→ What is asked:
Transcribe the material below exactly as it appears.

BEGIN Available data

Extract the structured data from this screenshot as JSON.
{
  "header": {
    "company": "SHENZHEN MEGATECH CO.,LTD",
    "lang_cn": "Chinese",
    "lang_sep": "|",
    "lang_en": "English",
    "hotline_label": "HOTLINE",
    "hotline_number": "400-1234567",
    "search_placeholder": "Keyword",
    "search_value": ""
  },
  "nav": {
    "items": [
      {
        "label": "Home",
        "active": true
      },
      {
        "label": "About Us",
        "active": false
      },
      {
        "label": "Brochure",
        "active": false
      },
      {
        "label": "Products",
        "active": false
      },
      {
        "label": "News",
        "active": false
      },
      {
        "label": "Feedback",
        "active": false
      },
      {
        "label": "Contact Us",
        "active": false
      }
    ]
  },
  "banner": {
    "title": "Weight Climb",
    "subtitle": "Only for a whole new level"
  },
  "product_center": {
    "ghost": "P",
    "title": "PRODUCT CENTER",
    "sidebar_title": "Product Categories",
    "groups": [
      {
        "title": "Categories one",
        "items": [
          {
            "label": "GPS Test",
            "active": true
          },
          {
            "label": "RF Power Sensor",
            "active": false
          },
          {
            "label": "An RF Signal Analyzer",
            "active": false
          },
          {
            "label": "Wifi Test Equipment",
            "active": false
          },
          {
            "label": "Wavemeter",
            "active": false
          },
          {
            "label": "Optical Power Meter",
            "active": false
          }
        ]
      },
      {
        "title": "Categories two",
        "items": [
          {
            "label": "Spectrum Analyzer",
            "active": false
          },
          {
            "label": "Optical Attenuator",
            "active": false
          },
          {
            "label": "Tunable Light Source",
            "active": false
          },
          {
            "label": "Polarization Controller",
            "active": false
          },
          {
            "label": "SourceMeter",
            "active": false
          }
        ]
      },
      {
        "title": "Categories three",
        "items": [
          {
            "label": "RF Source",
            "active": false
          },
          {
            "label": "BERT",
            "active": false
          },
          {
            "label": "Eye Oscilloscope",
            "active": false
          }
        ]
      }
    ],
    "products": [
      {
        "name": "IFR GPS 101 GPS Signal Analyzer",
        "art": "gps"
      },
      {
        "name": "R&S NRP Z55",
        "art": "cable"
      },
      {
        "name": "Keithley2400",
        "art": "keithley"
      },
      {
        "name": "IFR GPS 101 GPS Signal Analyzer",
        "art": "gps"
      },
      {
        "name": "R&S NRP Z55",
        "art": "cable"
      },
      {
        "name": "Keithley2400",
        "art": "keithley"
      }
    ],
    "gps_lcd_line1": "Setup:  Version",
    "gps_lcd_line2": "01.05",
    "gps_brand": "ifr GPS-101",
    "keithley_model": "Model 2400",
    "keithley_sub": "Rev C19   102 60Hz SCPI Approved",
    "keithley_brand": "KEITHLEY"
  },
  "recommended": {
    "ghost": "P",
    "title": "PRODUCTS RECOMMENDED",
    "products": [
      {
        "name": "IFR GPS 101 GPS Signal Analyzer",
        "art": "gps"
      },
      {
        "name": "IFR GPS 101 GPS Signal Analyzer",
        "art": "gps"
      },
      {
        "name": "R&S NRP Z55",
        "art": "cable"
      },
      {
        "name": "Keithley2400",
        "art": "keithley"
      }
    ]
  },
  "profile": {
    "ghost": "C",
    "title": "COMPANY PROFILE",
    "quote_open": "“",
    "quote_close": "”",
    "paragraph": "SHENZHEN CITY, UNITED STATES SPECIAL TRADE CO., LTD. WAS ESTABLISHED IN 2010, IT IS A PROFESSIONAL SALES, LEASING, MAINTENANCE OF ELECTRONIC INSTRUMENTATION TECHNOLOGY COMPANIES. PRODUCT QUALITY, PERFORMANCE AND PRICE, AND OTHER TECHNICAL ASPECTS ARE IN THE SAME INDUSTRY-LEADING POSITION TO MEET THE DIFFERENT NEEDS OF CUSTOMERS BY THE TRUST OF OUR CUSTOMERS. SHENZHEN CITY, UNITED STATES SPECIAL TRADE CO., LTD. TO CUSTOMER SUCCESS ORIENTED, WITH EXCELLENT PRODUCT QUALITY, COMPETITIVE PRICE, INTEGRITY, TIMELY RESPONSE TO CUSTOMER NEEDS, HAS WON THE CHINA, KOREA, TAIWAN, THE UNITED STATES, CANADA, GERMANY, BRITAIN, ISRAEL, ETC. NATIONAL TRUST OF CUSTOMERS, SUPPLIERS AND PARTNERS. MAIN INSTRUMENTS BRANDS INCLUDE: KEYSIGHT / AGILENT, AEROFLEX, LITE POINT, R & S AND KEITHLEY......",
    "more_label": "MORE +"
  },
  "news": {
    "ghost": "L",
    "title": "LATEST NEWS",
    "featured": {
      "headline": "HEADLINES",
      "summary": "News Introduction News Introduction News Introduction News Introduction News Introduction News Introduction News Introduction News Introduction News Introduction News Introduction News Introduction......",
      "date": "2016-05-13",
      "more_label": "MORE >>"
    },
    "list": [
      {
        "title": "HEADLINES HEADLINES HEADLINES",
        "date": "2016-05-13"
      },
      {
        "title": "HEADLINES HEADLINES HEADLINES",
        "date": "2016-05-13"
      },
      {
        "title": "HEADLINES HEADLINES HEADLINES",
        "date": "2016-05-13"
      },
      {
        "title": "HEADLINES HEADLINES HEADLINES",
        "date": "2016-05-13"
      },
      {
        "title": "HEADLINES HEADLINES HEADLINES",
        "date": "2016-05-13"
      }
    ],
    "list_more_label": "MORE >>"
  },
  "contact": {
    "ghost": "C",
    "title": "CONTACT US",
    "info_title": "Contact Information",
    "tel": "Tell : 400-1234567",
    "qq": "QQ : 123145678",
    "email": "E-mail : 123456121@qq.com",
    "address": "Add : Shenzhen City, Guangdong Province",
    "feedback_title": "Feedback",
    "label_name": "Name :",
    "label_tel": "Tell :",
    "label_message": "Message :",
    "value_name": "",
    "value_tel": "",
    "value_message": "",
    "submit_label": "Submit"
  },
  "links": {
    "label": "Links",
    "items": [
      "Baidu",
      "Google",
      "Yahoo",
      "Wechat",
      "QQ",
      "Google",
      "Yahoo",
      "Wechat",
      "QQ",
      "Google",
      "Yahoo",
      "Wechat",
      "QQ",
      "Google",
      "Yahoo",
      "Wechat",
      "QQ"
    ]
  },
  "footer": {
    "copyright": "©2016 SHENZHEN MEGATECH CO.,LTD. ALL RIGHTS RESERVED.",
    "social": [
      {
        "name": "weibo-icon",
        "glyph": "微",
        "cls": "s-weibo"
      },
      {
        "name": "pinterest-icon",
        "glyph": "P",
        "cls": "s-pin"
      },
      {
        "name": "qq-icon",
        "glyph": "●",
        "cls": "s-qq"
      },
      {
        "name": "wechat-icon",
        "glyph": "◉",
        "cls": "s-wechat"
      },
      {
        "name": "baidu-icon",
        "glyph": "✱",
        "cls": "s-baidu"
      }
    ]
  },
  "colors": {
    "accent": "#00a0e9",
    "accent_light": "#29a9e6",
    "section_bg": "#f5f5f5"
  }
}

END Available data

→ Response below:
Extract the structured data from this screenshot as JSON.
{
  "header": {
    "company": "SHENZHEN MEGATECH CO.,LTD",
    "lang_cn": "Chinese",
    "lang_sep": "|",
    "lang_en": "English",
    "hotline_label": "HOTLINE",
    "hotline_number": "400-1234567",
    "search_placeholder": "Keyword",
    "search_value": ""
  },
  "nav": {
    "items": [
      {
        "label": "Home",
        "active": true
      },
      {
        "label": "About Us",
        "active": false
      },
      {
        "label": "Brochure",
        "active": false
      },
      {
        "label": "Products",
        "active": false
      },
      {
        "label": "News",
        "active": false
      },
      {
        "label": "Feedback",
        "active": false
      },
      {
        "label": "Contact Us",
        "active": false
      }
    ]
  },
  "banner": {
    "title": "Weight Climb",
    "subtitle": "Only for a whole new level"
  },
  "product_center": {
    "ghost": "P",
    "title": "PRODUCT CENTER",
    "sidebar_title": "Product Categories",
    "groups": [
      {
        "title": "Categories one",
        "items": [
          {
            "label": "GPS Test",
            "active": true
          },
          {
            "label": "RF Power Sensor",
            "active": false
          },
          {
            "label": "An RF Signal Analyzer",
            "active": false
          },
          {
            "label": "Wifi Test Equipment",
            "active": false
          },
          {
            "label": "Wavemeter",
            "active": false
          },
          {
            "label": "Optical Power Meter",
            "active": false
          }
        ]
      },
      {
        "title": "Categories two",
        "items": [
          {
            "label": "Spectrum Analyzer",
            "active": false
          },
          {
            "label": "Optical Attenuator",
            "active": false
          },
          {
            "label": "Tunable Light Source",
            "active": false
          },
          {
            "label": "Polarization Controller",
            "active": false
          },
          {
            "label": "SourceMeter",
            "active": false
          }
        ]
      },
      {
        "title": "Categories three",
        "items": [
          {
            "label": "RF Source",
            "active": false
          },
          {
            "label": "BERT",
            "active": false
          },
          {
            "label": "Eye Oscilloscope",
            "active": false
          }
        ]
      }
    ],
    "products": [
      {
        "name": "IFR GPS 101 GPS Signal Analyzer",
        "art": "gps"
      },
      {
        "name": "R&S NRP Z55",
        "art": "cable"
      },
      {
        "name": "Keithley2400",
        "art": "keithley"
      },
      {
        "name": "IFR GPS 101 GPS Signal Analyzer",
        "art": "gps"
      },
      {
        "name": "R&S NRP Z55",
        "art": "cable"
      },
      {
        "name": "Keithley2400",
        "art": "keithley"
      }
    ],
    "gps_lcd_line1": "Setup:  Version",
    "gps_lcd_line2": "01.05",
    "gps_brand": "ifr GPS-101",
    "keithley_model": "Model 2400",
    "keithley_sub": "Rev C19   102 60Hz SCPI Approved",
    "keithley_brand": "KEITHLEY"
  },
  "recommended": {
    "ghost": "P",
    "title": "PRODUCTS RECOMMENDED",
    "products": [
      {
        "name": "IFR GPS 101 GPS Signal Analyzer",
        "art": "gps"
      },
      {
        "name": "IFR GPS 101 GPS Signal Analyzer",
        "art": "gps"
      },
      {
        "name": "R&S NRP Z55",
        "art": "cable"
      },
      {
        "name": "Keithley2400",
        "art": "keithley"
      }
    ]
  },
  "profile": {
    "ghost": "C",
    "title": "COMPANY PROFILE",
    "quote_open": "“",
    "quote_close": "”",
    "paragraph": "SHENZHEN CITY, UNITED STATES SPECIAL TRADE CO., LTD. WAS ESTABLISHED IN 2010, IT IS A PROFESSIONAL SALES, LEASING, MAINTENANCE OF ELECTRONIC INSTRUMENTATION TECHNOLOGY COMPANIES. PRODUCT QUALITY, PERFORMANCE AND PRICE, AND OTHER TECHNICAL ASPECTS ARE IN THE SAME INDUSTRY-LEADING POSITION TO MEET THE DIFFERENT NEEDS OF CUSTOMERS BY THE TRUST OF OUR CUSTOMERS. SHENZHEN CITY, UNITED STATES SPECIAL TRADE CO., LTD. TO CUSTOMER SUCCESS ORIENTED, WITH EXCELLENT PRODUCT QUALITY, COMPETITIVE PRICE, INTEGRITY, TIMELY RESPONSE TO CUSTOMER NEEDS, HAS WON THE CHINA, KOREA, TAIWAN, THE UNITED STATES, CANADA, GERMANY, BRITAIN, ISRAEL, ETC. NATIONAL TRUST OF CUSTOMERS, SUPPLIERS AND PARTNERS. MAIN INSTRUMENTS BRANDS INCLUDE: KEYSIGHT / AGILENT, AEROFLEX, LITE POINT, R & S AND KEITHLEY......",
    "more_label": "MORE +"
  },
  "news": {
    "ghost": "L",
    "title": "LATEST NEWS",
    "featured": {
      "headline": "HEADLINES",
      "summary": "News Introduction News Introduction News Introduction News Introduction News Introduction News Introduction News Introduction News Introduction News Introduction News Introduction News Introduction......",
      "date": "2016-05-13",
      "more_label": "MORE >>"
    },
    "list": [
      {
        "title": "HEADLINES HEADLINES HEADLINES",
        "date": "2016-05-13"
      },
      {
        "title": "HEADLINES HEADLINES HEADLINES",
        "date": "2016-05-13"
      },
      {
        "title": "HEADLINES HEADLINES HEADLINES",
        "date": "2016-05-13"
      },
      {
        "title": "HEADLINES HEADLINES HEADLINES",
        "date": "2016-05-13"
      },
      {
        "title": "HEADLINES HEADLINES HEADLINES",
        "date": "2016-05-13"
      }
    ],
    "list_more_label": "MORE >>"
  },
  "contact": {
    "ghost": "C",
    "title": "CONTACT US",
    "info_title": "Contact Information",
    "tel": "Tell : 400-1234567",
    "qq": "QQ : 123145678",
    "email": "E-mail : 123456121@qq.com",
    "address": "Add : Shenzhen City, Guangdong Province",
    "feedback_title": "Feedback",
    "label_name": "Name :",
    "label_tel": "Tell :",
    "label_message": "Message :",
    "value_name": "",
    "value_tel": "",
    "value_message": "",
    "submit_label": "Submit"
  },
  "links": {
    "label": "Links",
    "items": [
      "Baidu",
      "Google",
      "Yahoo",
      "Wechat",
      "QQ",
      "Google",
      "Yahoo",
      "Wechat",
      "QQ",
      "Google",
      "Yahoo",
      "Wechat",
      "QQ",
      "Google",
      "Yahoo",
      "Wechat",
      "QQ"
    ]
  },
  "footer": {
    "copyright": "©2016 SHENZHEN MEGATECH CO.,LTD. ALL RIGHTS RESERVED.",
    "social": [
      {
        "name": "weibo-icon",
        "glyph": "微",
        "cls": "s-weibo"
      },
      {
        "name": "pinterest-icon",
        "glyph": "P",
        "cls": "s-pin"
      },
      {
        "name": "qq-icon",
        "glyph": "●",
        "cls": "s-qq"
      },
      {
        "name": "wechat-icon",
        "glyph": "◉",
        "cls": "s-wechat"
      },
      {
        "name": "baidu-icon",
        "glyph": "✱",
        "cls": "s-baidu"
      }
    ]
  },
  "colors": {
    "accent": "#00a0e9",
    "accent_light": "#29a9e6",
    "section_bg": "#f5f5f5"
  }
}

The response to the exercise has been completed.